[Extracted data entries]
◆ ◆ ◆ ◆ ◆ ◆ ◆

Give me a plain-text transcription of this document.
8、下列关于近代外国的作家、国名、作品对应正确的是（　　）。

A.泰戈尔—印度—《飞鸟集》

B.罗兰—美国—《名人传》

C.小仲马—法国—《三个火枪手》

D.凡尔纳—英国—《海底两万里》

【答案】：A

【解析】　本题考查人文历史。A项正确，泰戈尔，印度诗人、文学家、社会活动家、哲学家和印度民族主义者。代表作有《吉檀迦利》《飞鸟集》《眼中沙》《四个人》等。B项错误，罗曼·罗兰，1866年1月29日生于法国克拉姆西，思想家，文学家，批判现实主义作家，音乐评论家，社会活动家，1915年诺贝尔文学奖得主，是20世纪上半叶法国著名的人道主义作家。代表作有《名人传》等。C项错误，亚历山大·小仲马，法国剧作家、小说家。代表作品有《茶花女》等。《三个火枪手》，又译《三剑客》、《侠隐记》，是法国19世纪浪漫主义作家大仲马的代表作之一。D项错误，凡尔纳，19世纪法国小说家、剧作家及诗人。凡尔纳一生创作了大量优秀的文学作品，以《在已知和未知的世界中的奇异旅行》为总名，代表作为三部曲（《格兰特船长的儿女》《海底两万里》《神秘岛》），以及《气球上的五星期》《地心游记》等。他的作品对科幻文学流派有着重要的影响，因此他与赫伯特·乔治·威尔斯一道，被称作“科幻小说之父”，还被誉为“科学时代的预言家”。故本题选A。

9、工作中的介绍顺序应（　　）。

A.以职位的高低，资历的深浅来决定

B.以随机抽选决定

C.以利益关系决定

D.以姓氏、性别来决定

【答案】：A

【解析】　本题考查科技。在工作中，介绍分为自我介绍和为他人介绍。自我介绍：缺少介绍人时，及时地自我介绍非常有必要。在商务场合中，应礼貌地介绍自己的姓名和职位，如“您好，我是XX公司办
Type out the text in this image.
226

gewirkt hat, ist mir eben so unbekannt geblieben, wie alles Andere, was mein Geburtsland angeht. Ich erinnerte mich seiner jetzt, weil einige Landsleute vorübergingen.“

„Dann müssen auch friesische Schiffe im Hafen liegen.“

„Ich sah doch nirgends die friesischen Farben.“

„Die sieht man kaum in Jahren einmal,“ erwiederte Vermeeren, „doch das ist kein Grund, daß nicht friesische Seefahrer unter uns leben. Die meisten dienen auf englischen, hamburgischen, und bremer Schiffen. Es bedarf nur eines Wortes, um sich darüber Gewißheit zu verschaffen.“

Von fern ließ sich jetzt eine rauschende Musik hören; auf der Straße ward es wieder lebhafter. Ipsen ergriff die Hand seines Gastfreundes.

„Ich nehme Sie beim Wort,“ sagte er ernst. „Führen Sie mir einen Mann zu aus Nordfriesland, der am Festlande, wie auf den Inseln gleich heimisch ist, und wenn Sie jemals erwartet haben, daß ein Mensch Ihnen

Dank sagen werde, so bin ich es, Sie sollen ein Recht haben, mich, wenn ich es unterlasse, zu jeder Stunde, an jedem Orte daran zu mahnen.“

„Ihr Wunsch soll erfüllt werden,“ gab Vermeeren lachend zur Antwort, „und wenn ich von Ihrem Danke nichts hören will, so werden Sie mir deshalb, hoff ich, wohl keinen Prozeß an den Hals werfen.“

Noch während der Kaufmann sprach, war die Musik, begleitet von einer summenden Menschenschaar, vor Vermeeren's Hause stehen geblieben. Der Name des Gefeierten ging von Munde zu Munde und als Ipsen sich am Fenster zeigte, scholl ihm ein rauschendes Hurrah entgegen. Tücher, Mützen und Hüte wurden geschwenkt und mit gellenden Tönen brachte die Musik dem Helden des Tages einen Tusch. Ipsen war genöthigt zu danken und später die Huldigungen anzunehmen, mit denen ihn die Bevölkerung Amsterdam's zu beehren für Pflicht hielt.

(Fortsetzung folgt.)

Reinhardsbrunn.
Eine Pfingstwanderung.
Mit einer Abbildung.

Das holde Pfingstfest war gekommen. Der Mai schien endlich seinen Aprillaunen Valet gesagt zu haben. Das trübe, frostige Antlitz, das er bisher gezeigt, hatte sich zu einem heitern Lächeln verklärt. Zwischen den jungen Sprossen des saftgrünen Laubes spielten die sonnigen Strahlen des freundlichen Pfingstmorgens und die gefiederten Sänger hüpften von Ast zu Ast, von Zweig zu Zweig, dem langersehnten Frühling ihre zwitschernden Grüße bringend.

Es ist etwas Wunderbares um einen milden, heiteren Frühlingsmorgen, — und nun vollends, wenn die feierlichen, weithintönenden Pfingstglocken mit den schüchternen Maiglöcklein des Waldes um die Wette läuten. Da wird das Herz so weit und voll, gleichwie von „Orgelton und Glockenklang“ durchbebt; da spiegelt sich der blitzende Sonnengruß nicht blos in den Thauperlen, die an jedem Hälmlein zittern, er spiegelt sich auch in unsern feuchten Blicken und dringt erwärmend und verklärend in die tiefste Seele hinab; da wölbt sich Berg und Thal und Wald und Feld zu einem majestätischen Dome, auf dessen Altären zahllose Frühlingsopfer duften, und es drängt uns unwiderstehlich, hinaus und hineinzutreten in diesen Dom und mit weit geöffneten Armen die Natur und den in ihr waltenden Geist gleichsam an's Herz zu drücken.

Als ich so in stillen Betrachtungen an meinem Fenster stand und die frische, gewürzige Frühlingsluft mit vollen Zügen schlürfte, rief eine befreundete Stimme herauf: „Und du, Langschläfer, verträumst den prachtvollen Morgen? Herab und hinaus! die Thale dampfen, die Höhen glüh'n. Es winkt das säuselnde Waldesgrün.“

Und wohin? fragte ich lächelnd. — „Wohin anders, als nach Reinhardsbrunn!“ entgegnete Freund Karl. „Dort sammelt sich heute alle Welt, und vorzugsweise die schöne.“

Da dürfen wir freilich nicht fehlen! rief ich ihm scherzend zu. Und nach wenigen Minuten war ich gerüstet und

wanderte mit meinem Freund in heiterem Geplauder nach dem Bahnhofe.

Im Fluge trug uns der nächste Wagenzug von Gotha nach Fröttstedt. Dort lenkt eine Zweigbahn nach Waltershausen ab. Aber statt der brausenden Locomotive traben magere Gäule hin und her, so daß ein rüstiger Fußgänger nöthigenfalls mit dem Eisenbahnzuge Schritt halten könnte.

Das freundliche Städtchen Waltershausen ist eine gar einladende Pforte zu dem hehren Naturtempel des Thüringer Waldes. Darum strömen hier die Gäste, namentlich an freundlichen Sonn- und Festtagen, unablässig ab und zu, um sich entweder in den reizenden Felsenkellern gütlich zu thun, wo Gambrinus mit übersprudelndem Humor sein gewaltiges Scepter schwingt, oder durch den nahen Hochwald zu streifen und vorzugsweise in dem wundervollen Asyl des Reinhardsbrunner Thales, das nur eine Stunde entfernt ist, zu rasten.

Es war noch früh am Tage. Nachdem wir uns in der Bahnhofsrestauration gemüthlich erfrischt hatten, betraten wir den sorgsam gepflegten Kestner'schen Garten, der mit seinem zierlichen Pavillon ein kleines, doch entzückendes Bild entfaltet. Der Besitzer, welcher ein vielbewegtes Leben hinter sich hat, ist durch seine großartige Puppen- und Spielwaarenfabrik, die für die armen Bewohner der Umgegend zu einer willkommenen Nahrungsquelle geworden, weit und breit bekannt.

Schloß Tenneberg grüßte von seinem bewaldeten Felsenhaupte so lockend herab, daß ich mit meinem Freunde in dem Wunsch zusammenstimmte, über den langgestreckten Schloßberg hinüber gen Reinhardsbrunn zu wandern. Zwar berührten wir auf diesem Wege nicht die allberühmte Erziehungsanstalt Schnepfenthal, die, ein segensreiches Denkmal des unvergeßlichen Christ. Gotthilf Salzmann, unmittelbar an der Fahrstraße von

◆ ◆ ◆ ◆ ◆ ◆ ◆

* **Work to do**
Count each line where the string "this" occurs, and write only the number.

* **Problem solution**
2